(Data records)

## BEGIN

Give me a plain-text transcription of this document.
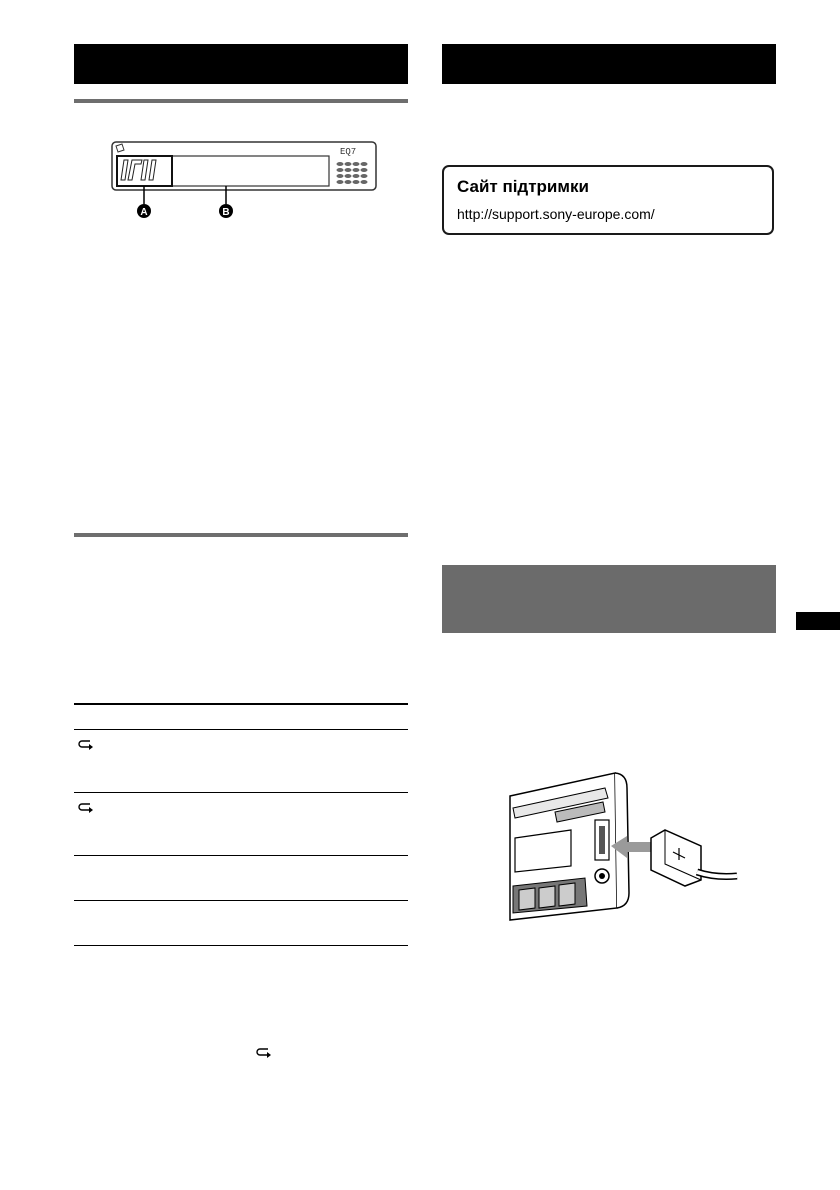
EQ7
A	B
Сайт підтримки
http://support.sony-europe.com/
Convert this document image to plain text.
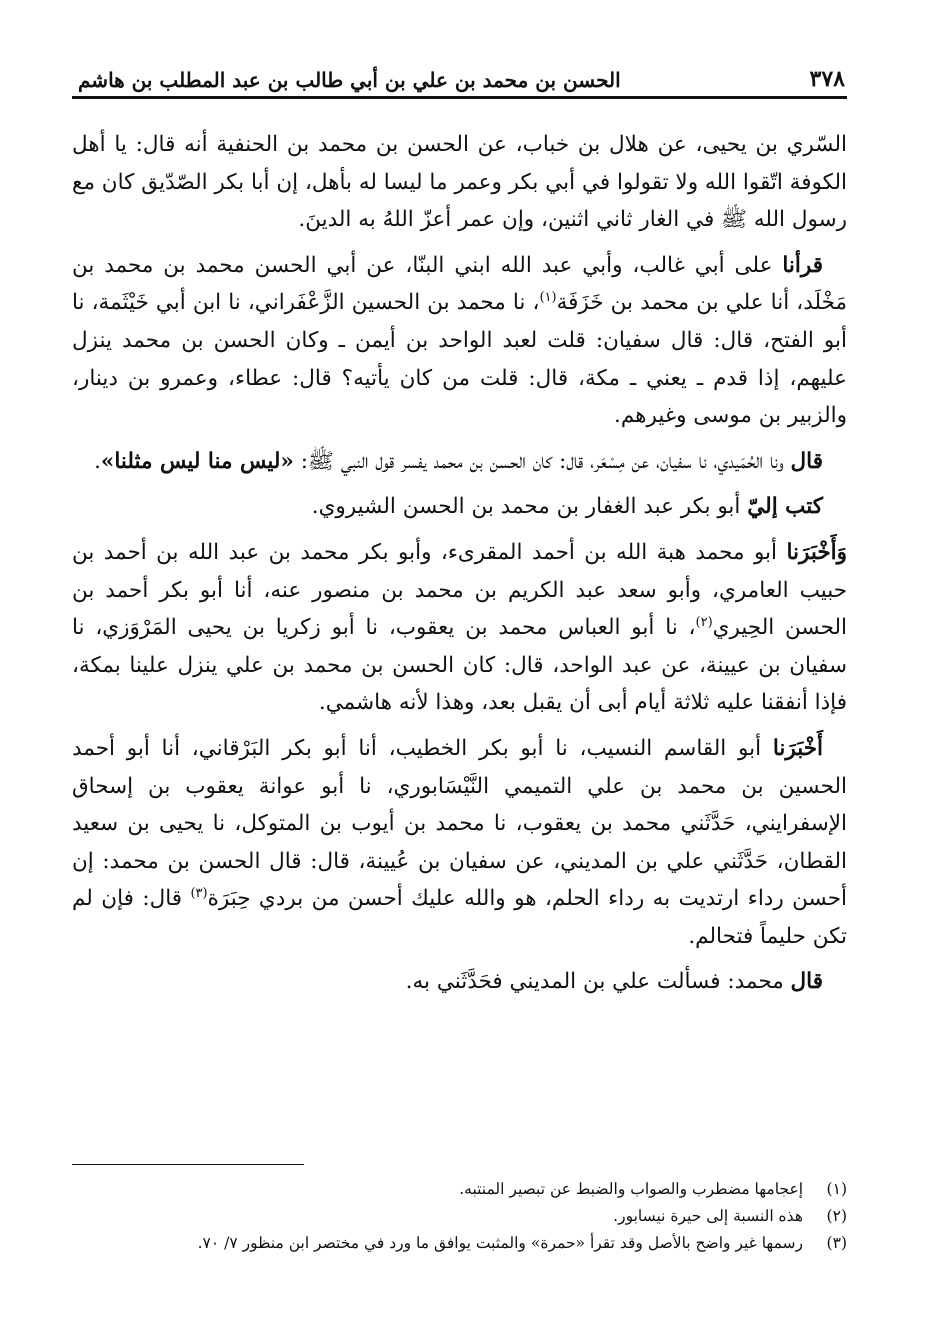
٣٧٨
الحسن بن محمد بن علي بن أبي طالب بن عبد المطلب بن هاشم

السّري بن يحيى، عن هلال بن خباب، عن الحسن بن محمد بن الحنفية أنه قال: يا أهل الكوفة اتّقوا الله ولا تقولوا في أبي بكر وعمر ما ليسا له بأهل، إن أبا بكر الصّدّيق كان مع رسول الله ﷺ في الغار ثاني اثنين، وإن عمر أعزّ اللهُ به الدينَ.

قرأنا على أبي غالب، وأبي عبد الله ابني البنّا، عن أبي الحسن محمد بن محمد بن مَخْلَد، أنا علي بن محمد بن خَزَفَة$^{(١)}$، نا محمد بن الحسين الزَّعْفَراني، نا ابن أبي خَيْثَمة، نا أبو الفتح، قال: قال سفيان: قلت لعبد الواحد بن أيمن ـ وكان الحسن بن محمد ينزل عليهم، إذا قدم ـ يعني ـ مكة، قال: قلت من كان يأتيه؟ قال: عطاء، وعمرو بن دينار، والزبير بن موسى وغيرهم.

قال ونا الحُمَيدي، نا سفيان، عن مِسْعَر، قال: كان الحسن بن محمد يفسر قول النبي ﷺ: «ليس منا ليس مثلنا».

كتب إليّ أبو بكر عبد الغفار بن محمد بن الحسن الشيروي.

وَأَخْبَرَنا أبو محمد هبة الله بن أحمد المقرىء، وأبو بكر محمد بن عبد الله بن أحمد بن حبيب العامري، وأبو سعد عبد الكريم بن محمد بن منصور عنه، أنا أبو بكر أحمد بن الحسن الحِيري$^{(٢)}$، نا أبو العباس محمد بن يعقوب، نا أبو زكريا بن يحيى المَرْوَزي، نا سفيان بن عيينة، عن عبد الواحد، قال: كان الحسن بن محمد بن علي ينزل علينا بمكة، فإذا أنفقنا عليه ثلاثة أيام أبى أن يقبل بعد، وهذا لأنه هاشمي.

أَخْبَرَنا أبو القاسم النسيب، نا أبو بكر الخطيب، أنا أبو بكر البَرْقاني، أنا أبو أحمد الحسين بن محمد بن علي التميمي النَّيْسَابوري، نا أبو عوانة يعقوب بن إسحاق الإسفرايني، حَدَّثَني محمد بن يعقوب، نا محمد بن أيوب بن المتوكل، نا يحيى بن سعيد القطان، حَدَّثَني علي بن المديني، عن سفيان بن عُيينة، قال: قال الحسن بن محمد: إن أحسن رداء ارتديت به رداء الحلم، هو والله عليك أحسن من بردي حِبَرَة$^{(٣)}$ قال: فإن لم تكن حليماً فتحالم.

قال محمد: فسألت علي بن المديني فحَدَّثَني به.

(١)
إعجامها مضطرب والصواب والضبط عن تبصير المنتبه.
(٢)
هذه النسبة إلى حيرة نيسابور.
(٣)
رسمها غير واضح بالأصل وقد تقرأ «حمرة» والمثبت يوافق ما ورد في مختصر ابن منظور ٧/ ٧٠.
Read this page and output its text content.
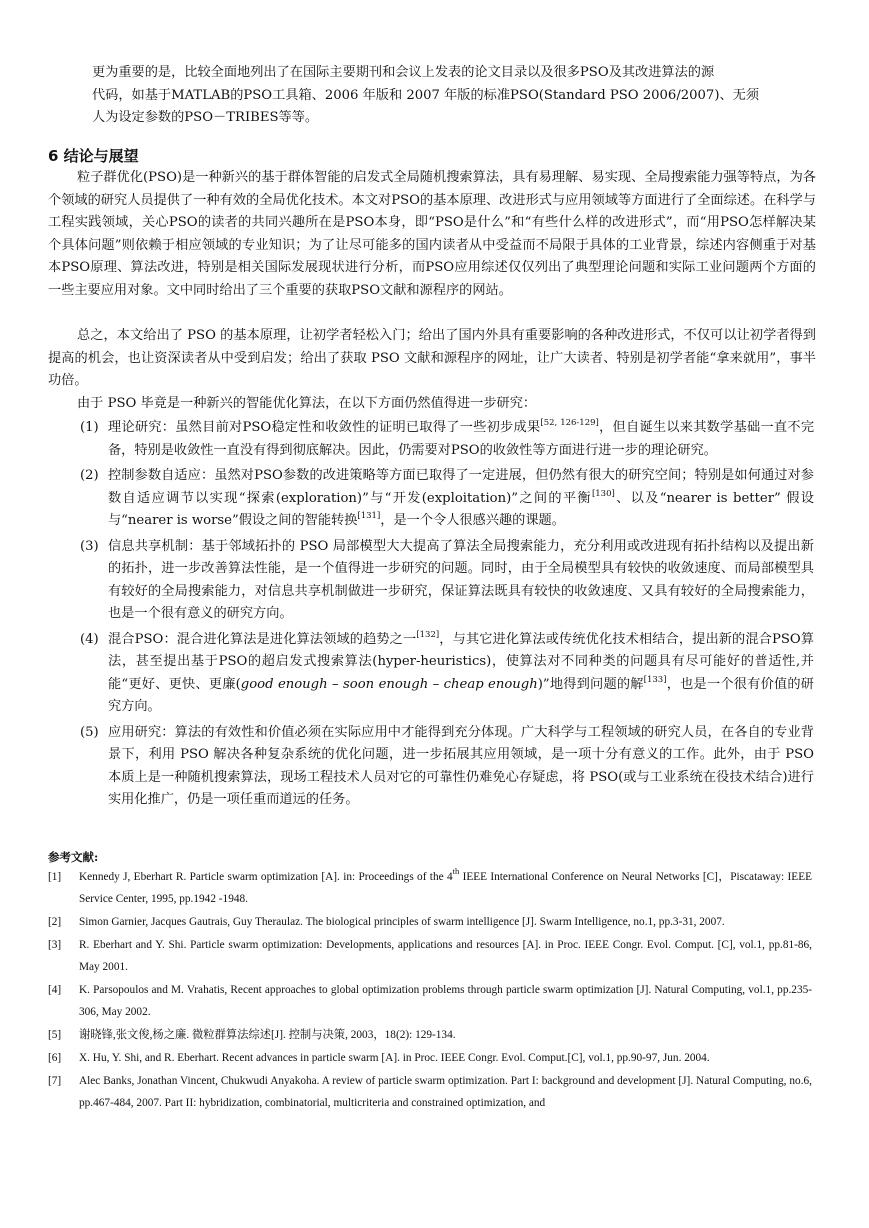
更为重要的是，比较全面地列出了在国际主要期刊和会议上发表的论文目录以及很多PSO及其改进算法的源
代码，如基于MATLAB的PSO工具箱、2006 年版和 2007 年版的标准PSO(Standard PSO 2006/2007)、无须
人为设定参数的PSO－TRIBES等等。
6 结论与展望

粒子群优化(PSO)是一种新兴的基于群体智能的启发式全局随机搜索算法，具有易理解、易实现、全局搜索能力强等特点，为各个领域的研究人员提供了一种有效的全局优化技术。本文对PSO的基本原理、改进形式与应用领域等方面进行了全面综述。在科学与工程实践领域，关心PSO的读者的共同兴趣所在是PSO本身，即“PSO是什么”和“有些什么样的改进形式”，而“用PSO怎样解决某个具体问题”则依赖于相应领域的专业知识；为了让尽可能多的国内读者从中受益而不局限于具体的工业背景，综述内容侧重于对基本PSO原理、算法改进，特别是相关国际发展现状进行分析，而PSO应用综述仅仅列出了典型理论问题和实际工业问题两个方面的一些主要应用对象。文中同时给出了三个重要的获取PSO文献和源程序的网站。

总之，本文给出了 PSO 的基本原理，让初学者轻松入门；给出了国内外具有重要影响的各种改进形式，不仅可以让初学者得到提高的机会，也让资深读者从中受到启发；给出了获取 PSO 文献和源程序的网址，让广大读者、特别是初学者能“拿来就用”，事半功倍。

由于 PSO 毕竟是一种新兴的智能优化算法，在以下方面仍然值得进一步研究：

(1) 理论研究：虽然目前对PSO稳定性和收敛性的证明已取得了一些初步成果[52, 126-129]，但自诞生以来其数学基础一直不完备，特别是收敛性一直没有得到彻底解决。因此，仍需要对PSO的收敛性等方面进行进一步的理论研究。
(2) 控制参数自适应：虽然对PSO参数的改进策略等方面已取得了一定进展，但仍然有很大的研究空间；特别是如何通过对参数自适应调节以实现“探索(exploration)”与“开发(exploitation)”之间的平衡[130]、以及“nearer is better” 假设与“nearer is worse”假设之间的智能转换[131]，是一个令人很感兴趣的课题。
(3) 信息共享机制：基于邻域拓扑的 PSO 局部模型大大提高了算法全局搜索能力，充分利用或改进现有拓扑结构以及提出新的拓扑，进一步改善算法性能，是一个值得进一步研究的问题。同时，由于全局模型具有较快的收敛速度、而局部模型具有较好的全局搜索能力，对信息共享机制做进一步研究，保证算法既具有较快的收敛速度、又具有较好的全局搜索能力，也是一个很有意义的研究方向。
(4) 混合PSO：混合进化算法是进化算法领域的趋势之一[132]，与其它进化算法或传统优化技术相结合，提出新的混合PSO算法，甚至提出基于PSO的超启发式搜索算法(hyper-heuristics)，使算法对不同种类的问题具有尽可能好的普适性,并能“更好、更快、更廉(good enough – soon enough – cheap enough)”地得到问题的解[133]，也是一个很有价值的研究方向。
(5) 应用研究：算法的有效性和价值必须在实际应用中才能得到充分体现。广大科学与工程领域的研究人员，在各自的专业背景下，利用 PSO 解决各种复杂系统的优化问题，进一步拓展其应用领域，是一项十分有意义的工作。此外，由于 PSO 本质上是一种随机搜索算法，现场工程技术人员对它的可靠性仍难免心存疑虑，将 PSO(或与工业系统在役技术结合)进行实用化推广，仍是一项任重而道远的任务。
参考文献:
[1] Kennedy J, Eberhart R. Particle swarm optimization [A]. in: Proceedings of the 4th IEEE International Conference on Neural Networks [C]，Piscataway: IEEE Service Center, 1995, pp.1942 -1948.
[2] Simon Garnier, Jacques Gautrais, Guy Theraulaz. The biological principles of swarm intelligence [J]. Swarm Intelligence, no.1, pp.3-31, 2007.
[3] R. Eberhart and Y. Shi. Particle swarm optimization: Developments, applications and resources [A]. in Proc. IEEE Congr. Evol. Comput. [C], vol.1, pp.81-86, May 2001.
[4] K. Parsopoulos and M. Vrahatis, Recent approaches to global optimization problems through particle swarm optimization [J]. Natural Computing, vol.1, pp.235-306, May 2002.
[5] 谢晓锋,张文俊,杨之廉. 微粒群算法综述[J]. 控制与决策, 2003，18(2): 129-134.
[6] X. Hu, Y. Shi, and R. Eberhart. Recent advances in particle swarm [A]. in Proc. IEEE Congr. Evol. Comput.[C], vol.1, pp.90-97, Jun. 2004.
[7] Alec Banks, Jonathan Vincent, Chukwudi Anyakoha. A review of particle swarm optimization. Part I: background and development [J]. Natural Computing, no.6, pp.467-484, 2007. Part II: hybridization, combinatorial, multicriteria and constrained optimization, and
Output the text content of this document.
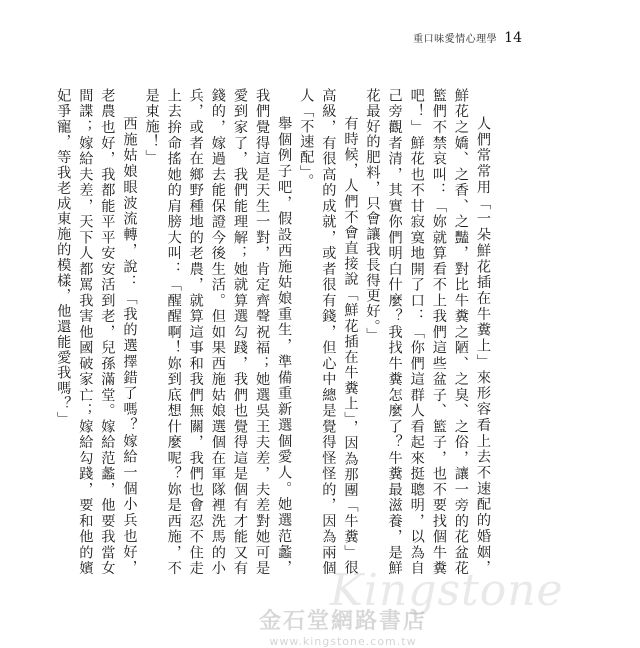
重口味愛情心理學 14

人們常常用「一朵鮮花插在牛糞上」來形容看上去不速配的婚姻，鮮花之嬌、之香、之豔，對比牛糞之陋、之臭、之俗，讓一旁的花盆花籃們不禁哀叫：「妳就算看不上我們這些盆子、籃子，也不要找個牛糞吧！」鮮花也不甘寂寞地開了口：「你們這群人看起來挺聰明，以為自己旁觀者清，其實你們明白什麼？我找牛糞怎麼了？牛糞最滋養，是鮮花最好的肥料，只會讓我長得更好。」

有時候，人們不會直接說「鮮花插在牛糞上」，因為那團「牛糞」很高級，有很高的成就，或者很有錢，但心中總是覺得怪怪的，因為兩個人「不速配」。

舉個例子吧，假設西施姑娘重生，準備重新選個愛人。她選范蠡，我們覺得這是天生一對，肯定齊聲祝福；她選吳王夫差，夫差對她可是愛到家了，我們能理解；她就算選勾踐，我們也覺得這是個有才能又有錢的，嫁過去能保證今後生活。但如果西施姑娘選個在軍隊裡洗馬的小兵，或者在鄉野種地的老農，就算這事和我們無關，我們也會忍不住走上去拚命搖她的肩膀大叫：「醒醒啊！妳到底想什麼呢？妳是西施，不是東施！」

西施姑娘眼波流轉，說：「我的選擇錯了嗎？嫁給一個小兵也好，老農也好，我都能平平安安活到老，兒孫滿堂。嫁給范蠡，他要我當女間諜；嫁給夫差，天下人都罵我害他國破家亡；嫁給勾踐，要和他的嬪妃爭寵，等我老成東施的模樣，他還能愛我嗎？」

Kingstone
金石堂網路書店
www.kingstone.com.tw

## END

* Exercise aim
Using the listing above, work out how many of its lines include "Evol", and give only the result.

* Answer to the problem
2